- WHAT THIS TASK INVOLVES:
Each entry here needs to be set down again exactly, please; pictures are left out.

- LISTED ENTRIES:
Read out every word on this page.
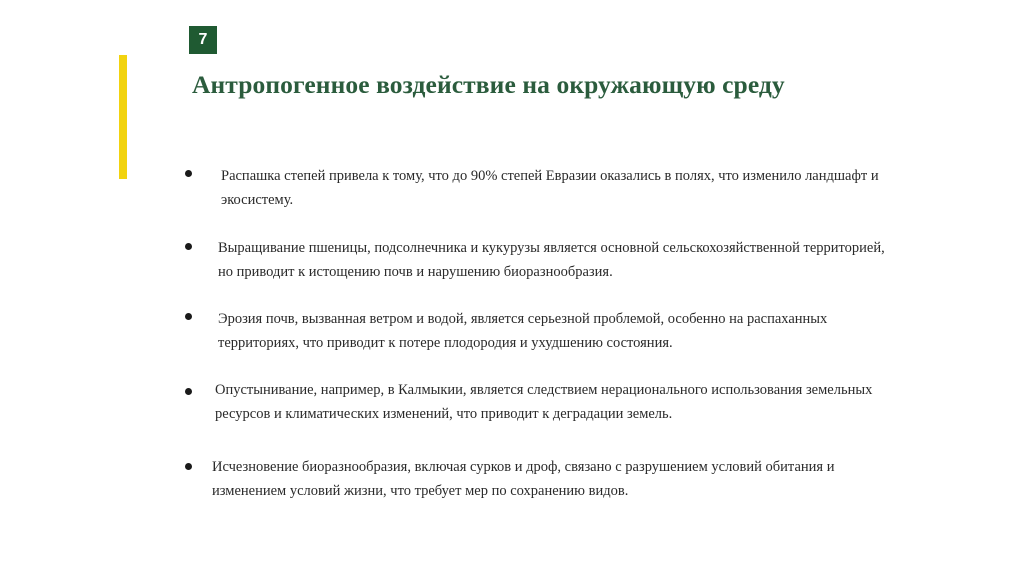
7
Антропогенное воздействие на окружающую среду

Распашка степей привела к тому, что до 90% степей Евразии оказались в полях, что изменило ландшафт и
экосистему.

Выращивание пшеницы, подсолнечника и кукурузы является основной сельскохозяйственной территорией,
но приводит к истощению почв и нарушению биоразнообразия.

Эрозия почв, вызванная ветром и водой, является серьезной проблемой, особенно на распаханных
территориях, что приводит к потере плодородия и ухудшению состояния.

Опустынивание, например, в Калмыкии, является следствием нерационального использования земельных
ресурсов и климатических изменений, что приводит к деградации земель.

Исчезновение биоразнообразия, включая сурков и дроф, связано с разрушением условий обитания и
изменением условий жизни, что требует мер по сохранению видов.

- RESULT OF THIS TASK:
Read out every word on this page.
7
Антропогенное воздействие на окружающую среду

Распашка степей привела к тому, что до 90% степей Евразии оказались в полях, что изменило ландшафт и
экосистему.

Выращивание пшеницы, подсолнечника и кукурузы является основной сельскохозяйственной территорией,
но приводит к истощению почв и нарушению биоразнообразия.

Эрозия почв, вызванная ветром и водой, является серьезной проблемой, особенно на распаханных
территориях, что приводит к потере плодородия и ухудшению состояния.

Опустынивание, например, в Калмыкии, является следствием нерационального использования земельных
ресурсов и климатических изменений, что приводит к деградации земель.

Исчезновение биоразнообразия, включая сурков и дроф, связано с разрушением условий обитания и
изменением условий жизни, что требует мер по сохранению видов.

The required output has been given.